:: DATASET RECORDS ::
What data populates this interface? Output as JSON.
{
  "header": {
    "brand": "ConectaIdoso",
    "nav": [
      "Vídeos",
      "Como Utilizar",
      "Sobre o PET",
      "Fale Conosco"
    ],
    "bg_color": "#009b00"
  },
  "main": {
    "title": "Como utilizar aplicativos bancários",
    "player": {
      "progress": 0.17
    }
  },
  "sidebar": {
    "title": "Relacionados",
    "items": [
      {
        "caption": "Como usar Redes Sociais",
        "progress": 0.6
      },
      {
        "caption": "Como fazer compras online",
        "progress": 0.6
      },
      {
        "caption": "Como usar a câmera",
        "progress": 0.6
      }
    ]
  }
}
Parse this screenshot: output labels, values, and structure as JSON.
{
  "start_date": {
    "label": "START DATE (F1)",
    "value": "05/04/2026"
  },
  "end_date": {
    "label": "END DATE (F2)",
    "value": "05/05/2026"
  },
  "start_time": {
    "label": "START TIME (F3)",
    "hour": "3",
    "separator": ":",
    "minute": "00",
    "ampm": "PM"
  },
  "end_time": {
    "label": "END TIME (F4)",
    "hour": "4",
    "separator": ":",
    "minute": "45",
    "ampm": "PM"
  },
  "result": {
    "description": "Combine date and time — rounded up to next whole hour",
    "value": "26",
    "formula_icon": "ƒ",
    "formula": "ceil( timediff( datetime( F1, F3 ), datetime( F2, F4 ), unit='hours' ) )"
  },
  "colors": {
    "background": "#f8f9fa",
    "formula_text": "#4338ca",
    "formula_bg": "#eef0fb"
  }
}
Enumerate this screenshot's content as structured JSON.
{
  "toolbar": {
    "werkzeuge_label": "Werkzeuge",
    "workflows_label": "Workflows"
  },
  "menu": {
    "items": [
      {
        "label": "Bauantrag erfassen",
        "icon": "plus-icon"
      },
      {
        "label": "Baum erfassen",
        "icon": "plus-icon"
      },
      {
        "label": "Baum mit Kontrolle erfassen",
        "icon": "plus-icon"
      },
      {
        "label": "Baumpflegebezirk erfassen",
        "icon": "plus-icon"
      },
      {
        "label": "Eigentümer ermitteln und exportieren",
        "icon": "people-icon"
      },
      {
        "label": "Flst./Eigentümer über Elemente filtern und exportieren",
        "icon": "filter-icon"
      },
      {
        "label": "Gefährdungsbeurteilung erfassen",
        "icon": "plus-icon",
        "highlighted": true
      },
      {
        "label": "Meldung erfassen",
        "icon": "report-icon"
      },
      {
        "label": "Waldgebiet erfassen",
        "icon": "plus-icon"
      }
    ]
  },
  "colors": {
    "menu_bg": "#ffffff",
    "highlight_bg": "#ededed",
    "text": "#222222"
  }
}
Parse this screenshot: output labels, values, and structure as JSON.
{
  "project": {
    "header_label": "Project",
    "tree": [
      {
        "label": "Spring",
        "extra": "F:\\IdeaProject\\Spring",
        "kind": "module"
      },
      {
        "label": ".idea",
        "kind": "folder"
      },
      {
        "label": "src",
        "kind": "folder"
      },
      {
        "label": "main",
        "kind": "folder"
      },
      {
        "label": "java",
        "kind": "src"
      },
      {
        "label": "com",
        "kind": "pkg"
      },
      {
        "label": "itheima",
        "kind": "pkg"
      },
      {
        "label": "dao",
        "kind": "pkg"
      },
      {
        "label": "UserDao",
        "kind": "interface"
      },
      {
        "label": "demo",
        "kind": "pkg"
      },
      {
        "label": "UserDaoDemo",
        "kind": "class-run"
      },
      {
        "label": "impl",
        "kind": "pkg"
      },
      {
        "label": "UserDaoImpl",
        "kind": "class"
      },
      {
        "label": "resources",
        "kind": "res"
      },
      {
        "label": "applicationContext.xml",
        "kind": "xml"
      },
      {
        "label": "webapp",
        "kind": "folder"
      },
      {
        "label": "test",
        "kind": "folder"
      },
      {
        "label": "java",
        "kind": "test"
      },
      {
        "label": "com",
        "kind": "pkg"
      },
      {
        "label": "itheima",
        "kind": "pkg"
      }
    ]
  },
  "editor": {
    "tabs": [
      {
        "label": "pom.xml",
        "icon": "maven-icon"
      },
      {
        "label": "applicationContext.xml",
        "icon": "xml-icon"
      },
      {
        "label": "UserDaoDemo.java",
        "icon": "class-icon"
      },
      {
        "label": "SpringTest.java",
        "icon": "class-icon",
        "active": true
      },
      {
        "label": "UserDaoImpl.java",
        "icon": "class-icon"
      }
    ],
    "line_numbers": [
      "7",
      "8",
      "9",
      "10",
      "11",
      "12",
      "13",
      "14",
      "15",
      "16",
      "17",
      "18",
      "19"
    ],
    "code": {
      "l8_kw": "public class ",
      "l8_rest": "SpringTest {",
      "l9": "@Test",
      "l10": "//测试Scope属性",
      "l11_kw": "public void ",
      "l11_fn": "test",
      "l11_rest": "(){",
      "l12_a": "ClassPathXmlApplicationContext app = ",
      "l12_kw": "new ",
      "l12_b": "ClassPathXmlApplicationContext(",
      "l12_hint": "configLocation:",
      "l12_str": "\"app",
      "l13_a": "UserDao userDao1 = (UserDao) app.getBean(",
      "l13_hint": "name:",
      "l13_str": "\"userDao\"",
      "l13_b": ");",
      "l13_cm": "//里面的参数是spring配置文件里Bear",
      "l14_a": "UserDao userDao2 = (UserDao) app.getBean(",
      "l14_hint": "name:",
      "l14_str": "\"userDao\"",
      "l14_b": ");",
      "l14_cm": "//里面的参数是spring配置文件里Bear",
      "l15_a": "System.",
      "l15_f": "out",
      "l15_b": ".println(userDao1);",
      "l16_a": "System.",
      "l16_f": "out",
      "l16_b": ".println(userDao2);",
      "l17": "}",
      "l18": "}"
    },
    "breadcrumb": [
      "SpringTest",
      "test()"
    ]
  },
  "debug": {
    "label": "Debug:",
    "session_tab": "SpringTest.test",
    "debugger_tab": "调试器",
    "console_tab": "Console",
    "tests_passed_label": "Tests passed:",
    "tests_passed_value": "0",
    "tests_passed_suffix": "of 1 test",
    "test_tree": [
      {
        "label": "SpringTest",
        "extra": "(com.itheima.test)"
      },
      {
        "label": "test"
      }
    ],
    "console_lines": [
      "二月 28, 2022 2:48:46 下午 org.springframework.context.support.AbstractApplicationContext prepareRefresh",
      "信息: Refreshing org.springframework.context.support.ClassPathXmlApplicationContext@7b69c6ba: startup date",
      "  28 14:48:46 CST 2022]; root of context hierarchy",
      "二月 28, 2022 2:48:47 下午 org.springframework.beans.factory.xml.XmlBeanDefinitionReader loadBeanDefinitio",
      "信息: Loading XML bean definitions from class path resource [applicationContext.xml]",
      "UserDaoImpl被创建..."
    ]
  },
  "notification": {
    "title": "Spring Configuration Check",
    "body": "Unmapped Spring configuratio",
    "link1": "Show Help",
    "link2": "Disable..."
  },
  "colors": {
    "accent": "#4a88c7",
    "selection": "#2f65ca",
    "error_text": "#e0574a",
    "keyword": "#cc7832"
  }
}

:: EXERCISE BRIEF ::
Exactly reproduce every line of the data above.

:: THE ANSWER ::
What data populates this interface? Output as JSON.
{
  "header": {
    "brand": "ConectaIdoso",
    "nav": [
      "Vídeos",
      "Como Utilizar",
      "Sobre o PET",
      "Fale Conosco"
    ],
    "bg_color": "#009b00"
  },
  "main": {
    "title": "Como utilizar aplicativos bancários",
    "player": {
      "progress": 0.17
    }
  },
  "sidebar": {
    "title": "Relacionados",
    "items": [
      {
        "caption": "Como usar Redes Sociais",
        "progress": 0.6
      },
      {
        "caption": "Como fazer compras online",
        "progress": 0.6
      },
      {
        "caption": "Como usar a câmera",
        "progress": 0.6
      }
    ]
  }
}
Parse this screenshot: output labels, values, and structure as JSON.
{
  "start_date": {
    "label": "START DATE (F1)",
    "value": "05/04/2026"
  },
  "end_date": {
    "label": "END DATE (F2)",
    "value": "05/05/2026"
  },
  "start_time": {
    "label": "START TIME (F3)",
    "hour": "3",
    "separator": ":",
    "minute": "00",
    "ampm": "PM"
  },
  "end_time": {
    "label": "END TIME (F4)",
    "hour": "4",
    "separator": ":",
    "minute": "45",
    "ampm": "PM"
  },
  "result": {
    "description": "Combine date and time — rounded up to next whole hour",
    "value": "26",
    "formula_icon": "ƒ",
    "formula": "ceil( timediff( datetime( F1, F3 ), datetime( F2, F4 ), unit='hours' ) )"
  },
  "colors": {
    "background": "#f8f9fa",
    "formula_text": "#4338ca",
    "formula_bg": "#eef0fb"
  }
}
Enumerate this screenshot's content as structured JSON.
{
  "toolbar": {
    "werkzeuge_label": "Werkzeuge",
    "workflows_label": "Workflows"
  },
  "menu": {
    "items": [
      {
        "label": "Bauantrag erfassen",
        "icon": "plus-icon"
      },
      {
        "label": "Baum erfassen",
        "icon": "plus-icon"
      },
      {
        "label": "Baum mit Kontrolle erfassen",
        "icon": "plus-icon"
      },
      {
        "label": "Baumpflegebezirk erfassen",
        "icon": "plus-icon"
      },
      {
        "label": "Eigentümer ermitteln und exportieren",
        "icon": "people-icon"
      },
      {
        "label": "Flst./Eigentümer über Elemente filtern und exportieren",
        "icon": "filter-icon"
      },
      {
        "label": "Gefährdungsbeurteilung erfassen",
        "icon": "plus-icon",
        "highlighted": true
      },
      {
        "label": "Meldung erfassen",
        "icon": "report-icon"
      },
      {
        "label": "Waldgebiet erfassen",
        "icon": "plus-icon"
      }
    ]
  },
  "colors": {
    "menu_bg": "#ffffff",
    "highlight_bg": "#ededed",
    "text": "#222222"
  }
}
Parse this screenshot: output labels, values, and structure as JSON.
{
  "project": {
    "header_label": "Project",
    "tree": [
      {
        "label": "Spring",
        "extra": "F:\\IdeaProject\\Spring",
        "kind": "module"
      },
      {
        "label": ".idea",
        "kind": "folder"
      },
      {
        "label": "src",
        "kind": "folder"
      },
      {
        "label": "main",
        "kind": "folder"
      },
      {
        "label": "java",
        "kind": "src"
      },
      {
        "label": "com",
        "kind": "pkg"
      },
      {
        "label": "itheima",
        "kind": "pkg"
      },
      {
        "label": "dao",
        "kind": "pkg"
      },
      {
        "label": "UserDao",
        "kind": "interface"
      },
      {
        "label": "demo",
        "kind": "pkg"
      },
      {
        "label": "UserDaoDemo",
        "kind": "class-run"
      },
      {
        "label": "impl",
        "kind": "pkg"
      },
      {
        "label": "UserDaoImpl",
        "kind": "class"
      },
      {
        "label": "resources",
        "kind": "res"
      },
      {
        "label": "applicationContext.xml",
        "kind": "xml"
      },
      {
        "label": "webapp",
        "kind": "folder"
      },
      {
        "label": "test",
        "kind": "folder"
      },
      {
        "label": "java",
        "kind": "test"
      },
      {
        "label": "com",
        "kind": "pkg"
      },
      {
        "label": "itheima",
        "kind": "pkg"
      }
    ]
  },
  "editor": {
    "tabs": [
      {
        "label": "pom.xml",
        "icon": "maven-icon"
      },
      {
        "label": "applicationContext.xml",
        "icon": "xml-icon"
      },
      {
        "label": "UserDaoDemo.java",
        "icon": "class-icon"
      },
      {
        "label": "SpringTest.java",
        "icon": "class-icon",
        "active": true
      },
      {
        "label": "UserDaoImpl.java",
        "icon": "class-icon"
      }
    ],
    "line_numbers": [
      "7",
      "8",
      "9",
      "10",
      "11",
      "12",
      "13",
      "14",
      "15",
      "16",
      "17",
      "18",
      "19"
    ],
    "code": {
      "l8_kw": "public class ",
      "l8_rest": "SpringTest {",
      "l9": "@Test",
      "l10": "//测试Scope属性",
      "l11_kw": "public void ",
      "l11_fn": "test",
      "l11_rest": "(){",
      "l12_a": "ClassPathXmlApplicationContext app = ",
      "l12_kw": "new ",
      "l12_b": "ClassPathXmlApplicationContext(",
      "l12_hint": "configLocation:",
      "l12_str": "\"app",
      "l13_a": "UserDao userDao1 = (UserDao) app.getBean(",
      "l13_hint": "name:",
      "l13_str": "\"userDao\"",
      "l13_b": ");",
      "l13_cm": "//里面的参数是spring配置文件里Bear",
      "l14_a": "UserDao userDao2 = (UserDao) app.getBean(",
      "l14_hint": "name:",
      "l14_str": "\"userDao\"",
      "l14_b": ");",
      "l14_cm": "//里面的参数是spring配置文件里Bear",
      "l15_a": "System.",
      "l15_f": "out",
      "l15_b": ".println(userDao1);",
      "l16_a": "System.",
      "l16_f": "out",
      "l16_b": ".println(userDao2);",
      "l17": "}",
      "l18": "}"
    },
    "breadcrumb": [
      "SpringTest",
      "test()"
    ]
  },
  "debug": {
    "label": "Debug:",
    "session_tab": "SpringTest.test",
    "debugger_tab": "调试器",
    "console_tab": "Console",
    "tests_passed_label": "Tests passed:",
    "tests_passed_value": "0",
    "tests_passed_suffix": "of 1 test",
    "test_tree": [
      {
        "label": "SpringTest",
        "extra": "(com.itheima.test)"
      },
      {
        "label": "test"
      }
    ],
    "console_lines": [
      "二月 28, 2022 2:48:46 下午 org.springframework.context.support.AbstractApplicationContext prepareRefresh",
      "信息: Refreshing org.springframework.context.support.ClassPathXmlApplicationContext@7b69c6ba: startup date",
      "  28 14:48:46 CST 2022]; root of context hierarchy",
      "二月 28, 2022 2:48:47 下午 org.springframework.beans.factory.xml.XmlBeanDefinitionReader loadBeanDefinitio",
      "信息: Loading XML bean definitions from class path resource [applicationContext.xml]",
      "UserDaoImpl被创建..."
    ]
  },
  "notification": {
    "title": "Spring Configuration Check",
    "body": "Unmapped Spring configuratio",
    "link1": "Show Help",
    "link2": "Disable..."
  },
  "colors": {
    "accent": "#4a88c7",
    "selection": "#2f65ca",
    "error_text": "#e0574a",
    "keyword": "#cc7832"
  }
}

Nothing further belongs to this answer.